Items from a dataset
____________________
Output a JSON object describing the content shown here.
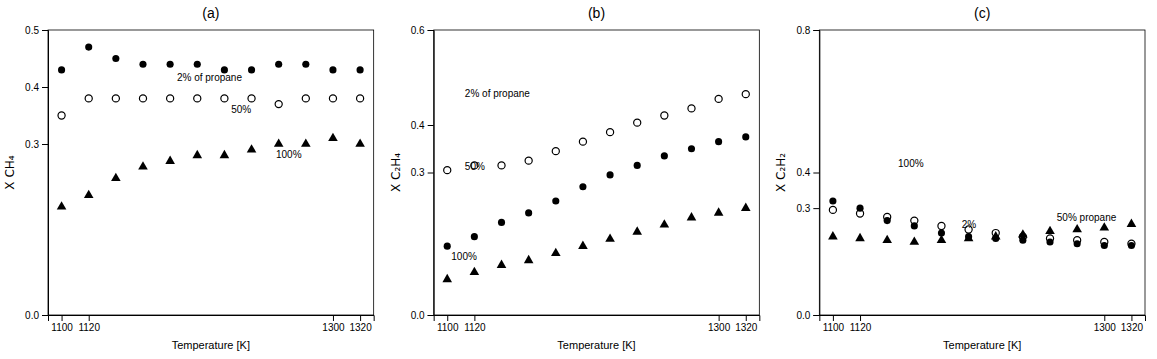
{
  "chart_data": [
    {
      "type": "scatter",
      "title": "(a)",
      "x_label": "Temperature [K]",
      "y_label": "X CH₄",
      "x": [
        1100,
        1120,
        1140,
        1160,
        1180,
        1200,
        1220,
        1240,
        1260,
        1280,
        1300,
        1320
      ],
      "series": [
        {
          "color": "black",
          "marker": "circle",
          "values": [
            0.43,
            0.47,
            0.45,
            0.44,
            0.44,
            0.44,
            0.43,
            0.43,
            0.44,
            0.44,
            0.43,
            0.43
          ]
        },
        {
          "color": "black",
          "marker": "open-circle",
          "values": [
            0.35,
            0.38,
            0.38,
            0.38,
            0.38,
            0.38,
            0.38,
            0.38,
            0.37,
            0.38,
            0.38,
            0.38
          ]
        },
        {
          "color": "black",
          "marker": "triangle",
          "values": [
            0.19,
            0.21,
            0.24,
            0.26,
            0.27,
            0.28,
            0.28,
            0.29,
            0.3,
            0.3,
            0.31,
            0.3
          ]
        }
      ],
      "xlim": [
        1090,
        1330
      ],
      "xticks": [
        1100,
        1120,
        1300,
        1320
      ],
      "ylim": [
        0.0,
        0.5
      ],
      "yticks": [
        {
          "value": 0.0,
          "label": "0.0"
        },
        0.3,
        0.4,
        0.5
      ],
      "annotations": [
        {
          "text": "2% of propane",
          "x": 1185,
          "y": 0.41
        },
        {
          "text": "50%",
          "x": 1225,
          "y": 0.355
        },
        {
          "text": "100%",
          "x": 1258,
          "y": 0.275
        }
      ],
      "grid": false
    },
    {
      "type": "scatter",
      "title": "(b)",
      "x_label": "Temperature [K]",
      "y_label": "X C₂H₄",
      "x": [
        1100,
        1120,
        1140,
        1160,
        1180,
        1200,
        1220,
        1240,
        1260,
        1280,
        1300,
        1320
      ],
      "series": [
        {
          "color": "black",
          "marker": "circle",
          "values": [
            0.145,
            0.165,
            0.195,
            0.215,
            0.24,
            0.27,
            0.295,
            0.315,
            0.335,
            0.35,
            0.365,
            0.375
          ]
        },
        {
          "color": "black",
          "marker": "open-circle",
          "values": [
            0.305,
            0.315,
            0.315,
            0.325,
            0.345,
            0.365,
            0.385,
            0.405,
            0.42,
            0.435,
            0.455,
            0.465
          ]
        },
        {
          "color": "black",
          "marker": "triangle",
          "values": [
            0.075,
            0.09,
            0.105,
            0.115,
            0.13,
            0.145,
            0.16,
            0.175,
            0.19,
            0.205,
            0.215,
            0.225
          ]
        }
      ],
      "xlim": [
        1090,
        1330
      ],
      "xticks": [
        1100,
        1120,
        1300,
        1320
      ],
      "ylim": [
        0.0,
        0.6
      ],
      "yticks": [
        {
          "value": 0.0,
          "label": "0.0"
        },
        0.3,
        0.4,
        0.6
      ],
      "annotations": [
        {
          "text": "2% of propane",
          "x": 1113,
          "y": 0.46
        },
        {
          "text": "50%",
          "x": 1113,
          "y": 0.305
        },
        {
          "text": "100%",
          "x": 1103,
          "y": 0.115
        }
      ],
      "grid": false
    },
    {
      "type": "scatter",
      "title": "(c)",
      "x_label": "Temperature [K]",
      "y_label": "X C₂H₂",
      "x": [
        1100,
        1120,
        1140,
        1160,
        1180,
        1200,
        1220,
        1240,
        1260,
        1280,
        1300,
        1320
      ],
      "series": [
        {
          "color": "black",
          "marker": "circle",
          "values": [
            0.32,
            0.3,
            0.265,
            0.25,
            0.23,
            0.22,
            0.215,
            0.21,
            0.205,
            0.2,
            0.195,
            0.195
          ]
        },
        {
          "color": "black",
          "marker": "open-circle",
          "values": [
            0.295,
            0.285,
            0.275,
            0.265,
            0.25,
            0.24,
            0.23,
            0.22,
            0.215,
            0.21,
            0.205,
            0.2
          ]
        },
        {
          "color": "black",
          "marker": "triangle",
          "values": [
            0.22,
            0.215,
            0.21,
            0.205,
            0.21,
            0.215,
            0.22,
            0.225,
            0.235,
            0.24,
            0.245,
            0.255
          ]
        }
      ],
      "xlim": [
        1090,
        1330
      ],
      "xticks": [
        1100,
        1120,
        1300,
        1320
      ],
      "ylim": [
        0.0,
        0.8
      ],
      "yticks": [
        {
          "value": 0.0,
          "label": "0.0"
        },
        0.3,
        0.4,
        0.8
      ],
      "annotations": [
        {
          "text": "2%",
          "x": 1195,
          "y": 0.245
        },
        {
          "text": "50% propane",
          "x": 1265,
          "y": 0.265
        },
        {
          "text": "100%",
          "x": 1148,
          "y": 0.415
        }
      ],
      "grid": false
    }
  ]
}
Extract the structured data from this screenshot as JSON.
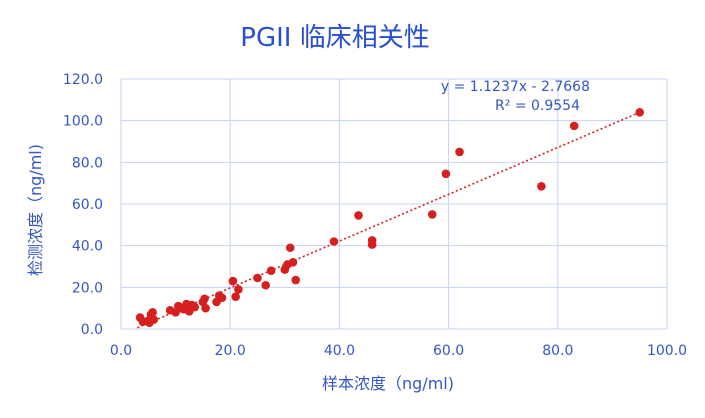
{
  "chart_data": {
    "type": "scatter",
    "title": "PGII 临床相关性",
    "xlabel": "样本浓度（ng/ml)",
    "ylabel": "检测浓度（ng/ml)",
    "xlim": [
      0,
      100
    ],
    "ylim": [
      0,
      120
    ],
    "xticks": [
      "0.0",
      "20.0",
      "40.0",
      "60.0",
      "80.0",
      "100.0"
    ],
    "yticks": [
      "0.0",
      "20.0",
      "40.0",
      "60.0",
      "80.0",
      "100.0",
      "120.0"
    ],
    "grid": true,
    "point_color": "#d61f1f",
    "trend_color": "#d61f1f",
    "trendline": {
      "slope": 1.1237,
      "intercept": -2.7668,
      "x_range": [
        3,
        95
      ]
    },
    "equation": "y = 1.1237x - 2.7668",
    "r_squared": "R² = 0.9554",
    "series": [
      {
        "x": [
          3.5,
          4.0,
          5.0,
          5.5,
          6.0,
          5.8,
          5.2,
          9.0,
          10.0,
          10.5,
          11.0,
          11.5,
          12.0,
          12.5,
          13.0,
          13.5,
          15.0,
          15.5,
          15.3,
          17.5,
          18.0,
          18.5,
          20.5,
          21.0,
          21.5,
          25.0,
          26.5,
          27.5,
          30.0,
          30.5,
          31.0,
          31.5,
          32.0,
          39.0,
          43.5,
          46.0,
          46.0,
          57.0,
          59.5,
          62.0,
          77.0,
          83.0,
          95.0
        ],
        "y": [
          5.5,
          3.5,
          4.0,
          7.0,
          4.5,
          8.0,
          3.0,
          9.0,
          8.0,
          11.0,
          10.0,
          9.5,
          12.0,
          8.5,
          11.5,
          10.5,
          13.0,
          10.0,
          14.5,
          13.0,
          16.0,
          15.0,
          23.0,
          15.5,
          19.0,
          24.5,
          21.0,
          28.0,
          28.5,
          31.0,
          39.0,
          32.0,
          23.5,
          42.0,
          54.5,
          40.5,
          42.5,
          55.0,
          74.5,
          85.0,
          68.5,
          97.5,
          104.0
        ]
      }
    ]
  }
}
____________________
Goal of the exercise => Retype the whole listing exactly and leave the pictures out.

Answer to this task =>
Output a JSON object describing the content shown here.
{
  "chart_data": [
    {
      "type": "scatter",
      "title": "(a)",
      "x_label": "Temperature [K]",
      "y_label": "X CH₄",
      "x": [
        1100,
        1120,
        1140,
        1160,
        1180,
        1200,
        1220,
        1240,
        1260,
        1280,
        1300,
        1320
      ],
      "series": [
        {
          "color": "black",
          "marker": "circle",
          "values": [
            0.43,
            0.47,
            0.45,
            0.44,
            0.44,
            0.44,
            0.43,
            0.43,
            0.44,
            0.44,
            0.43,
            0.43
          ]
        },
        {
          "color": "black",
          "marker": "open-circle",
          "values": [
            0.35,
            0.38,
            0.38,
            0.38,
            0.38,
            0.38,
            0.38,
            0.38,
            0.37,
            0.38,
            0.38,
            0.38
          ]
        },
        {
          "color": "black",
          "marker": "triangle",
          "values": [
            0.19,
            0.21,
            0.24,
            0.26,
            0.27,
            0.28,
            0.28,
            0.29,
            0.3,
            0.3,
            0.31,
            0.3
          ]
        }
      ],
      "xlim": [
        1090,
        1330
      ],
      "xticks": [
        1100,
        1120,
        1300,
        1320
      ],
      "ylim": [
        0.0,
        0.5
      ],
      "yticks": [
        {
          "value": 0.0,
          "label": "0.0"
        },
        0.3,
        0.4,
        0.5
      ],
      "annotations": [
        {
          "text": "2% of propane",
          "x": 1185,
          "y": 0.41
        },
        {
          "text": "50%",
          "x": 1225,
          "y": 0.355
        },
        {
          "text": "100%",
          "x": 1258,
          "y": 0.275
        }
      ],
      "grid": false
    },
    {
      "type": "scatter",
      "title": "(b)",
      "x_label": "Temperature [K]",
      "y_label": "X C₂H₄",
      "x": [
        1100,
        1120,
        1140,
        1160,
        1180,
        1200,
        1220,
        1240,
        1260,
        1280,
        1300,
        1320
      ],
      "series": [
        {
          "color": "black",
          "marker": "circle",
          "values": [
            0.145,
            0.165,
            0.195,
            0.215,
            0.24,
            0.27,
            0.295,
            0.315,
            0.335,
            0.35,
            0.365,
            0.375
          ]
        },
        {
          "color": "black",
          "marker": "open-circle",
          "values": [
            0.305,
            0.315,
            0.315,
            0.325,
            0.345,
            0.365,
            0.385,
            0.405,
            0.42,
            0.435,
            0.455,
            0.465
          ]
        },
        {
          "color": "black",
          "marker": "triangle",
          "values": [
            0.075,
            0.09,
            0.105,
            0.115,
            0.13,
            0.145,
            0.16,
            0.175,
            0.19,
            0.205,
            0.215,
            0.225
          ]
        }
      ],
      "xlim": [
        1090,
        1330
      ],
      "xticks": [
        1100,
        1120,
        1300,
        1320
      ],
      "ylim": [
        0.0,
        0.6
      ],
      "yticks": [
        {
          "value": 0.0,
          "label": "0.0"
        },
        0.3,
        0.4,
        0.6
      ],
      "annotations": [
        {
          "text": "2% of propane",
          "x": 1113,
          "y": 0.46
        },
        {
          "text": "50%",
          "x": 1113,
          "y": 0.305
        },
        {
          "text": "100%",
          "x": 1103,
          "y": 0.115
        }
      ],
      "grid": false
    },
    {
      "type": "scatter",
      "title": "(c)",
      "x_label": "Temperature [K]",
      "y_label": "X C₂H₂",
      "x": [
        1100,
        1120,
        1140,
        1160,
        1180,
        1200,
        1220,
        1240,
        1260,
        1280,
        1300,
        1320
      ],
      "series": [
        {
          "color": "black",
          "marker": "circle",
          "values": [
            0.32,
            0.3,
            0.265,
            0.25,
            0.23,
            0.22,
            0.215,
            0.21,
            0.205,
            0.2,
            0.195,
            0.195
          ]
        },
        {
          "color": "black",
          "marker": "open-circle",
          "values": [
            0.295,
            0.285,
            0.275,
            0.265,
            0.25,
            0.24,
            0.23,
            0.22,
            0.215,
            0.21,
            0.205,
            0.2
          ]
        },
        {
          "color": "black",
          "marker": "triangle",
          "values": [
            0.22,
            0.215,
            0.21,
            0.205,
            0.21,
            0.215,
            0.22,
            0.225,
            0.235,
            0.24,
            0.245,
            0.255
          ]
        }
      ],
      "xlim": [
        1090,
        1330
      ],
      "xticks": [
        1100,
        1120,
        1300,
        1320
      ],
      "ylim": [
        0.0,
        0.8
      ],
      "yticks": [
        {
          "value": 0.0,
          "label": "0.0"
        },
        0.3,
        0.4,
        0.8
      ],
      "annotations": [
        {
          "text": "2%",
          "x": 1195,
          "y": 0.245
        },
        {
          "text": "50% propane",
          "x": 1265,
          "y": 0.265
        },
        {
          "text": "100%",
          "x": 1148,
          "y": 0.415
        }
      ],
      "grid": false
    }
  ]
}
Extract the structured data from this screenshot as JSON.
{
  "chart_data": {
    "type": "scatter",
    "title": "PGII 临床相关性",
    "xlabel": "样本浓度（ng/ml)",
    "ylabel": "检测浓度（ng/ml)",
    "xlim": [
      0,
      100
    ],
    "ylim": [
      0,
      120
    ],
    "xticks": [
      "0.0",
      "20.0",
      "40.0",
      "60.0",
      "80.0",
      "100.0"
    ],
    "yticks": [
      "0.0",
      "20.0",
      "40.0",
      "60.0",
      "80.0",
      "100.0",
      "120.0"
    ],
    "grid": true,
    "point_color": "#d61f1f",
    "trend_color": "#d61f1f",
    "trendline": {
      "slope": 1.1237,
      "intercept": -2.7668,
      "x_range": [
        3,
        95
      ]
    },
    "equation": "y = 1.1237x - 2.7668",
    "r_squared": "R² = 0.9554",
    "series": [
      {
        "x": [
          3.5,
          4.0,
          5.0,
          5.5,
          6.0,
          5.8,
          5.2,
          9.0,
          10.0,
          10.5,
          11.0,
          11.5,
          12.0,
          12.5,
          13.0,
          13.5,
          15.0,
          15.5,
          15.3,
          17.5,
          18.0,
          18.5,
          20.5,
          21.0,
          21.5,
          25.0,
          26.5,
          27.5,
          30.0,
          30.5,
          31.0,
          31.5,
          32.0,
          39.0,
          43.5,
          46.0,
          46.0,
          57.0,
          59.5,
          62.0,
          77.0,
          83.0,
          95.0
        ],
        "y": [
          5.5,
          3.5,
          4.0,
          7.0,
          4.5,
          8.0,
          3.0,
          9.0,
          8.0,
          11.0,
          10.0,
          9.5,
          12.0,
          8.5,
          11.5,
          10.5,
          13.0,
          10.0,
          14.5,
          13.0,
          16.0,
          15.0,
          23.0,
          15.5,
          19.0,
          24.5,
          21.0,
          28.0,
          28.5,
          31.0,
          39.0,
          32.0,
          23.5,
          42.0,
          54.5,
          40.5,
          42.5,
          55.0,
          74.5,
          85.0,
          68.5,
          97.5,
          104.0
        ]
      }
    ]
  }
}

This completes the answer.